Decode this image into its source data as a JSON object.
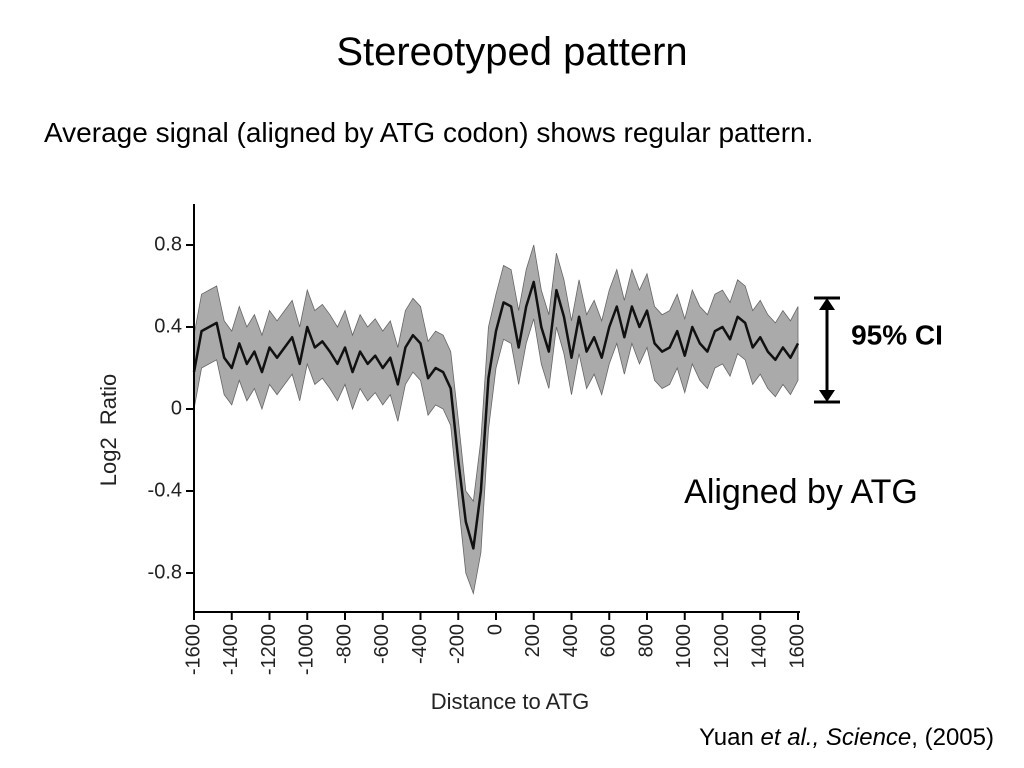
{
  "header": {
    "title": "Stereotyped pattern",
    "subtitle": "Average signal (aligned by ATG codon) shows regular pattern."
  },
  "citation": [
    "Yuan ",
    "et al., Science",
    ", (2005)"
  ],
  "chart_data": {
    "type": "line",
    "x_label": "Distance to ATG",
    "y_label": "Log2  Ratio",
    "annotations": [
      "95% CI",
      "Aligned by ATG"
    ],
    "x": [
      -1600,
      -1560,
      -1520,
      -1480,
      -1440,
      -1400,
      -1360,
      -1320,
      -1280,
      -1240,
      -1200,
      -1160,
      -1120,
      -1080,
      -1040,
      -1000,
      -960,
      -920,
      -880,
      -840,
      -800,
      -760,
      -720,
      -680,
      -640,
      -600,
      -560,
      -520,
      -480,
      -440,
      -400,
      -360,
      -320,
      -280,
      -240,
      -200,
      -160,
      -120,
      -80,
      -40,
      0,
      40,
      80,
      120,
      160,
      200,
      240,
      280,
      320,
      360,
      400,
      440,
      480,
      520,
      560,
      600,
      640,
      680,
      720,
      760,
      800,
      840,
      880,
      920,
      960,
      1000,
      1040,
      1080,
      1120,
      1160,
      1200,
      1240,
      1280,
      1320,
      1360,
      1400,
      1440,
      1480,
      1520,
      1560,
      1600
    ],
    "series": [
      {
        "color": "#111111",
        "band_color": "#aaaaaa",
        "values": [
          0.18,
          0.38,
          0.4,
          0.42,
          0.25,
          0.2,
          0.32,
          0.22,
          0.28,
          0.18,
          0.3,
          0.25,
          0.3,
          0.35,
          0.22,
          0.4,
          0.3,
          0.33,
          0.28,
          0.22,
          0.3,
          0.18,
          0.28,
          0.22,
          0.26,
          0.2,
          0.25,
          0.12,
          0.3,
          0.36,
          0.32,
          0.15,
          0.2,
          0.18,
          0.1,
          -0.25,
          -0.55,
          -0.68,
          -0.4,
          0.15,
          0.38,
          0.52,
          0.5,
          0.3,
          0.5,
          0.62,
          0.4,
          0.28,
          0.58,
          0.45,
          0.25,
          0.45,
          0.28,
          0.35,
          0.25,
          0.4,
          0.5,
          0.35,
          0.5,
          0.4,
          0.48,
          0.32,
          0.28,
          0.3,
          0.38,
          0.26,
          0.4,
          0.32,
          0.28,
          0.38,
          0.4,
          0.34,
          0.45,
          0.42,
          0.3,
          0.35,
          0.28,
          0.24,
          0.3,
          0.25,
          0.32
        ],
        "upper": [
          0.36,
          0.56,
          0.58,
          0.6,
          0.43,
          0.38,
          0.5,
          0.4,
          0.46,
          0.36,
          0.48,
          0.43,
          0.48,
          0.53,
          0.4,
          0.58,
          0.48,
          0.51,
          0.46,
          0.4,
          0.48,
          0.36,
          0.46,
          0.4,
          0.44,
          0.38,
          0.43,
          0.3,
          0.48,
          0.54,
          0.5,
          0.33,
          0.38,
          0.36,
          0.28,
          -0.05,
          -0.4,
          -0.45,
          -0.15,
          0.4,
          0.56,
          0.7,
          0.68,
          0.48,
          0.68,
          0.8,
          0.58,
          0.46,
          0.76,
          0.63,
          0.43,
          0.63,
          0.46,
          0.53,
          0.43,
          0.58,
          0.68,
          0.53,
          0.68,
          0.58,
          0.66,
          0.5,
          0.46,
          0.48,
          0.56,
          0.44,
          0.58,
          0.5,
          0.46,
          0.56,
          0.58,
          0.52,
          0.63,
          0.6,
          0.48,
          0.53,
          0.46,
          0.42,
          0.48,
          0.43,
          0.5
        ],
        "lower": [
          0.0,
          0.2,
          0.22,
          0.24,
          0.07,
          0.02,
          0.14,
          0.04,
          0.1,
          0.0,
          0.12,
          0.07,
          0.12,
          0.17,
          0.04,
          0.22,
          0.12,
          0.15,
          0.1,
          0.04,
          0.12,
          0.0,
          0.1,
          0.04,
          0.08,
          0.02,
          0.07,
          -0.06,
          0.12,
          0.18,
          0.14,
          -0.03,
          0.02,
          0.0,
          -0.08,
          -0.45,
          -0.8,
          -0.9,
          -0.7,
          -0.1,
          0.2,
          0.34,
          0.32,
          0.12,
          0.32,
          0.44,
          0.22,
          0.1,
          0.4,
          0.27,
          0.07,
          0.27,
          0.1,
          0.17,
          0.07,
          0.22,
          0.32,
          0.17,
          0.32,
          0.22,
          0.3,
          0.14,
          0.1,
          0.12,
          0.2,
          0.08,
          0.22,
          0.14,
          0.1,
          0.2,
          0.22,
          0.16,
          0.27,
          0.24,
          0.12,
          0.17,
          0.1,
          0.06,
          0.12,
          0.07,
          0.14
        ]
      }
    ],
    "xlim": [
      -1600,
      1600
    ],
    "xticks": [
      -1600,
      -1400,
      -1200,
      -1000,
      -800,
      -600,
      -400,
      -200,
      0,
      200,
      400,
      600,
      800,
      1000,
      1200,
      1400,
      1600
    ],
    "ylim": [
      -1,
      1
    ],
    "yticks": [
      0.8,
      0.4,
      0,
      -0.4,
      -0.8
    ]
  }
}
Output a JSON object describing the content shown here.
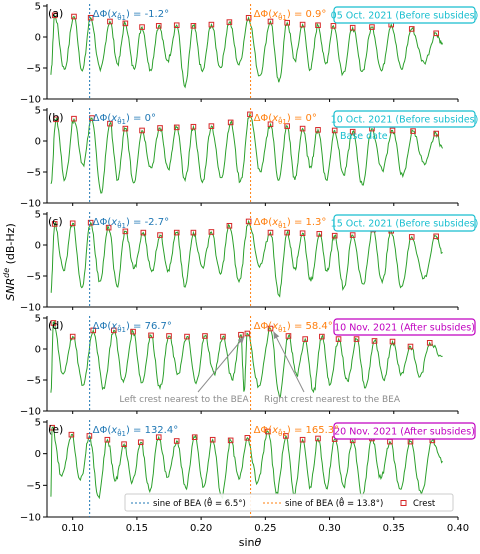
{
  "figure": {
    "ylabel": "SNR^de (dB-Hz)",
    "xlabel": "sinθ",
    "colors": {
      "signal": "#2ca02c",
      "bea1": "#1f77b4",
      "bea2": "#ff7f0e",
      "crest": "#d62728",
      "teal_box": "#17becf",
      "magenta_box": "#c000c0",
      "grey": "#8c8c8c"
    },
    "legend": [
      {
        "label": "sine of BEA (θ̂ = 6.5°)",
        "type": "dashed-line",
        "color": "#1f77b4"
      },
      {
        "label": "sine of BEA (θ̂ = 13.8°)",
        "type": "dashed-line",
        "color": "#ff7f0e"
      },
      {
        "label": "Crest",
        "type": "square-marker",
        "color": "#d62728"
      }
    ],
    "arrows": {
      "left": "Left crest nearest to the BEA",
      "right": "Right crest nearest to the BEA"
    }
  },
  "chart_data": [
    {
      "type": "line",
      "panel": "(a)",
      "title": "05 Oct. 2021 (Before subsides)",
      "box_color": "teal",
      "delta1": "ΔΦ(x_θ̂1) = -1.2°",
      "delta2": "ΔΦ(x_θ̂1) = 0.9°",
      "xlim": [
        0.08,
        0.4
      ],
      "ylim": [
        -10,
        5
      ],
      "yticks": [
        -10,
        -5,
        0,
        5
      ],
      "vlines": [
        0.1132,
        0.2385
      ],
      "crests": [
        [
          0.086,
          3.5
        ],
        [
          0.101,
          3.3
        ],
        [
          0.114,
          3.1
        ],
        [
          0.129,
          2.5
        ],
        [
          0.141,
          2.2
        ],
        [
          0.154,
          1.6
        ],
        [
          0.167,
          1.8
        ],
        [
          0.181,
          1.9
        ],
        [
          0.194,
          1.8
        ],
        [
          0.208,
          2.0
        ],
        [
          0.222,
          2.4
        ],
        [
          0.237,
          3.1
        ],
        [
          0.254,
          2.5
        ],
        [
          0.267,
          2.3
        ],
        [
          0.279,
          2.0
        ],
        [
          0.291,
          1.9
        ],
        [
          0.303,
          1.8
        ],
        [
          0.318,
          1.5
        ],
        [
          0.333,
          1.6
        ],
        [
          0.348,
          2.0
        ],
        [
          0.364,
          1.3
        ],
        [
          0.383,
          0.6
        ]
      ]
    },
    {
      "type": "line",
      "panel": "(b)",
      "title": "10 Oct. 2021 (Before subsides)",
      "title2": "Base date",
      "box_color": "teal",
      "delta1": "ΔΦ(x_θ̂1) = 0°",
      "delta2": "ΔΦ(x_θ̂1) = 0°",
      "xlim": [
        0.08,
        0.4
      ],
      "ylim": [
        -10,
        5
      ],
      "yticks": [
        -10,
        -5,
        0,
        5
      ],
      "vlines": [
        0.1132,
        0.2385
      ],
      "crests": [
        [
          0.087,
          3.5
        ],
        [
          0.101,
          3.6
        ],
        [
          0.115,
          3.7
        ],
        [
          0.129,
          2.8
        ],
        [
          0.141,
          2.0
        ],
        [
          0.154,
          1.7
        ],
        [
          0.168,
          2.1
        ],
        [
          0.181,
          2.2
        ],
        [
          0.194,
          2.3
        ],
        [
          0.208,
          2.4
        ],
        [
          0.223,
          3.0
        ],
        [
          0.238,
          4.3
        ],
        [
          0.254,
          2.7
        ],
        [
          0.267,
          2.4
        ],
        [
          0.279,
          2.0
        ],
        [
          0.291,
          1.8
        ],
        [
          0.304,
          1.7
        ],
        [
          0.318,
          1.5
        ],
        [
          0.333,
          2.0
        ],
        [
          0.349,
          1.7
        ],
        [
          0.365,
          1.6
        ],
        [
          0.383,
          1.2
        ]
      ]
    },
    {
      "type": "line",
      "panel": "(c)",
      "title": "15 Oct. 2021 (Before subsides)",
      "box_color": "teal",
      "delta1": "ΔΦ(x_θ̂1) = -2.7°",
      "delta2": "ΔΦ(x_θ̂1) = 1.3°",
      "xlim": [
        0.08,
        0.4
      ],
      "ylim": [
        -10,
        5
      ],
      "yticks": [
        -10,
        -5,
        0,
        5
      ],
      "vlines": [
        0.1132,
        0.2385
      ],
      "crests": [
        [
          0.086,
          3.4
        ],
        [
          0.1,
          3.5
        ],
        [
          0.114,
          3.6
        ],
        [
          0.128,
          2.8
        ],
        [
          0.141,
          2.2
        ],
        [
          0.155,
          2.0
        ],
        [
          0.168,
          1.6
        ],
        [
          0.181,
          2.0
        ],
        [
          0.194,
          2.0
        ],
        [
          0.208,
          2.1
        ],
        [
          0.222,
          3.1
        ],
        [
          0.237,
          3.8
        ],
        [
          0.254,
          2.0
        ],
        [
          0.267,
          2.0
        ],
        [
          0.279,
          1.9
        ],
        [
          0.292,
          1.8
        ],
        [
          0.304,
          1.5
        ],
        [
          0.318,
          1.6
        ],
        [
          0.334,
          2.5
        ],
        [
          0.348,
          2.3
        ],
        [
          0.364,
          1.3
        ],
        [
          0.383,
          1.4
        ]
      ]
    },
    {
      "type": "line",
      "panel": "(d)",
      "title": "10 Nov. 2021 (After subsides)",
      "box_color": "magenta",
      "delta1": "ΔΦ(x_θ̂1) = 76.7°",
      "delta2": "ΔΦ(x_θ̂1) = 58.4°",
      "xlim": [
        0.08,
        0.4
      ],
      "ylim": [
        -10,
        5
      ],
      "yticks": [
        -10,
        -5,
        0,
        5
      ],
      "vlines": [
        0.1132,
        0.2385
      ],
      "crests": [
        [
          0.085,
          4.2
        ],
        [
          0.1,
          2.0
        ],
        [
          0.116,
          3.0
        ],
        [
          0.132,
          3.0
        ],
        [
          0.147,
          2.8
        ],
        [
          0.161,
          2.2
        ],
        [
          0.175,
          2.1
        ],
        [
          0.189,
          2.0
        ],
        [
          0.203,
          2.1
        ],
        [
          0.217,
          2.0
        ],
        [
          0.231,
          2.3
        ],
        [
          0.236,
          2.5
        ],
        [
          0.254,
          3.3
        ],
        [
          0.268,
          2.1
        ],
        [
          0.281,
          1.6
        ],
        [
          0.294,
          2.0
        ],
        [
          0.307,
          1.6
        ],
        [
          0.321,
          1.6
        ],
        [
          0.335,
          1.3
        ],
        [
          0.349,
          1.2
        ],
        [
          0.363,
          0.4
        ],
        [
          0.378,
          1.0
        ]
      ]
    },
    {
      "type": "line",
      "panel": "(e)",
      "title": "20 Nov. 2021 (After subsides)",
      "box_color": "magenta",
      "delta1": "ΔΦ(x_θ̂1) = 132.4°",
      "delta2": "ΔΦ(x_θ̂1) = 165.3°",
      "xlim": [
        0.08,
        0.4
      ],
      "ylim": [
        -10,
        5
      ],
      "yticks": [
        -10,
        -5,
        0,
        5
      ],
      "xticks": [
        0.1,
        0.15,
        0.2,
        0.25,
        0.3,
        0.35,
        0.4
      ],
      "vlines": [
        0.1132,
        0.2385
      ],
      "crests": [
        [
          0.084,
          4.1
        ],
        [
          0.099,
          3.0
        ],
        [
          0.113,
          2.8
        ],
        [
          0.127,
          2.2
        ],
        [
          0.14,
          1.5
        ],
        [
          0.153,
          1.8
        ],
        [
          0.167,
          2.6
        ],
        [
          0.181,
          2.0
        ],
        [
          0.195,
          2.6
        ],
        [
          0.209,
          2.2
        ],
        [
          0.223,
          2.1
        ],
        [
          0.236,
          2.5
        ],
        [
          0.252,
          3.5
        ],
        [
          0.266,
          2.8
        ],
        [
          0.279,
          2.2
        ],
        [
          0.291,
          2.4
        ],
        [
          0.304,
          2.3
        ],
        [
          0.318,
          2.1
        ],
        [
          0.333,
          2.4
        ],
        [
          0.347,
          1.9
        ],
        [
          0.363,
          1.9
        ],
        [
          0.38,
          2.1
        ]
      ]
    }
  ]
}
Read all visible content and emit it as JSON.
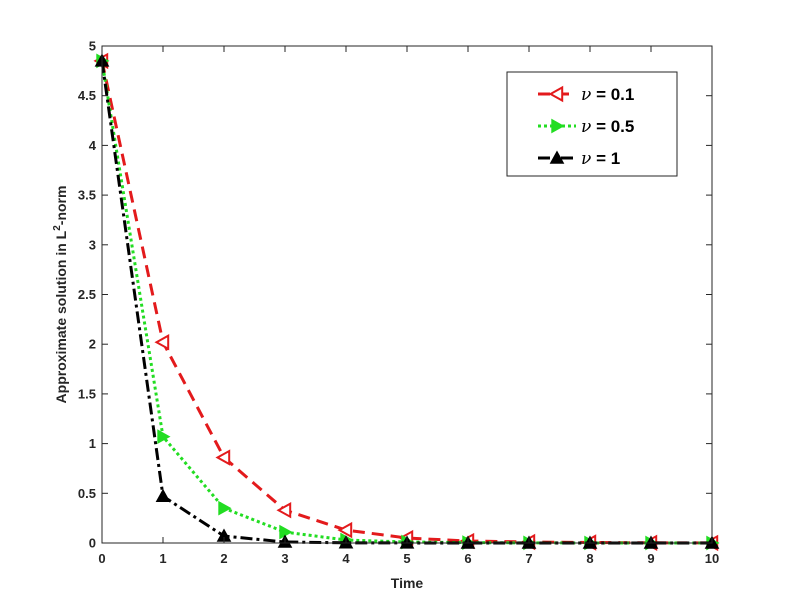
{
  "chart_data": {
    "type": "line",
    "title": "",
    "xlabel": "Time",
    "ylabel": {
      "prefix": "Approximate solution in L",
      "superscript": "2",
      "suffix": "-norm"
    },
    "xlim": [
      0,
      10
    ],
    "ylim": [
      0,
      5
    ],
    "x_ticks": [
      0,
      1,
      2,
      3,
      4,
      5,
      6,
      7,
      8,
      9,
      10
    ],
    "y_ticks": [
      0,
      0.5,
      1,
      1.5,
      2,
      2.5,
      3,
      3.5,
      4,
      4.5,
      5
    ],
    "grid": false,
    "legend_position": "top-right",
    "x": [
      0,
      1,
      2,
      3,
      4,
      5,
      6,
      7,
      8,
      9,
      10
    ],
    "series": [
      {
        "name": "ν = 0.1",
        "name_symbol": "ν",
        "name_value": " = 0.1",
        "color": "#e31a1c",
        "line_style": "dashed",
        "marker": "triangle-left-open",
        "values": [
          4.85,
          2.02,
          0.86,
          0.33,
          0.13,
          0.05,
          0.02,
          0.01,
          0.005,
          0.002,
          0.001
        ]
      },
      {
        "name": "ν = 0.5",
        "name_symbol": "ν",
        "name_value": " = 0.5",
        "color": "#22dd22",
        "line_style": "dotted",
        "marker": "triangle-right-filled",
        "values": [
          4.85,
          1.07,
          0.35,
          0.11,
          0.03,
          0.01,
          0.004,
          0.001,
          0.0005,
          0.0002,
          0.0001
        ]
      },
      {
        "name": "ν = 1",
        "name_symbol": "ν",
        "name_value": " = 1",
        "color": "#000000",
        "line_style": "dashdot",
        "marker": "triangle-up-filled",
        "values": [
          4.85,
          0.47,
          0.07,
          0.01,
          0.002,
          0.0005,
          0.0001,
          0.0,
          0.0,
          0.0,
          0.0
        ]
      }
    ]
  }
}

═══

Which lines of the data above contain "object"? Copy each one.

Decode this image into its source data as a JSON object.
Output a JSON object describing the content shown here.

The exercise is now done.